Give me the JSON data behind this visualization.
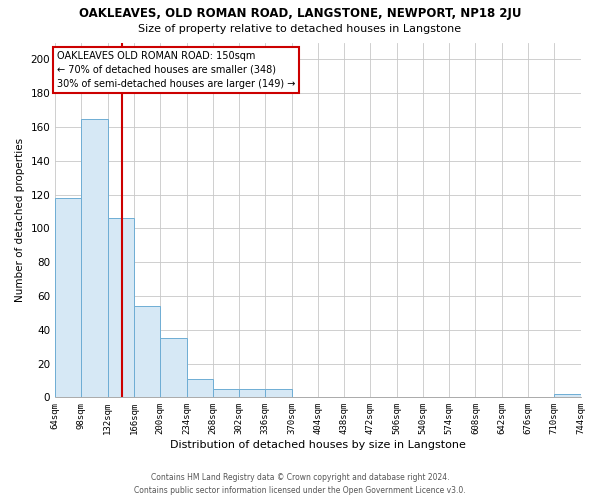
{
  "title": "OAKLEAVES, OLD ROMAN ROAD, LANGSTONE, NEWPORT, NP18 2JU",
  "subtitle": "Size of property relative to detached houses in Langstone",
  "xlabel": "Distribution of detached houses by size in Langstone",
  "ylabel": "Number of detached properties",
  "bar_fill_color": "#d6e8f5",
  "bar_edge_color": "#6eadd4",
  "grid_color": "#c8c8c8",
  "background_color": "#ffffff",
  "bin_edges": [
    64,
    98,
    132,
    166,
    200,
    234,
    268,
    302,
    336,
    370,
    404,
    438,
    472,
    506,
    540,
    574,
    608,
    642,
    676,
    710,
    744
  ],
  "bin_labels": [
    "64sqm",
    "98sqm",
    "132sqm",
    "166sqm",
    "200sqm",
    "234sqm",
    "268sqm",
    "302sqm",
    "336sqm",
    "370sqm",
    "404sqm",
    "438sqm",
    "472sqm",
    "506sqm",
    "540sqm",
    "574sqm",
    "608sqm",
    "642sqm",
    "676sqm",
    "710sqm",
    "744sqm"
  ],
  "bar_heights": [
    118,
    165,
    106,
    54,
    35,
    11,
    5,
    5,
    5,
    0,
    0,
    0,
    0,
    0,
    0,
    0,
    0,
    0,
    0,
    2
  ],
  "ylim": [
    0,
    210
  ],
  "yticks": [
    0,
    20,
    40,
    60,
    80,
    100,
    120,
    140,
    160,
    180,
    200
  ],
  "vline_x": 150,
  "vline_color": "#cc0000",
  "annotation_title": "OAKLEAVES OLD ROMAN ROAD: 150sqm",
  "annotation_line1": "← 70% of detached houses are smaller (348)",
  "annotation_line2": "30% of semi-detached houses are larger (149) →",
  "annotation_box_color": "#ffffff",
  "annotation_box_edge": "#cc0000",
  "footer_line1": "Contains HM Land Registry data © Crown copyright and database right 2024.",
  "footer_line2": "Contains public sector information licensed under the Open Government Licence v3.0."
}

What is asked –
Display every line of the listing that contains the string "houses".

The completed task –
  "subtitle": "Size of property relative to detached houses in Langstone",
  "xlabel": "Distribution of detached houses by size in Langstone",
  "annotation_line1": "← 70% of detached houses are smaller (348)",
  "annotation_line2": "30% of semi-detached houses are larger (149) →",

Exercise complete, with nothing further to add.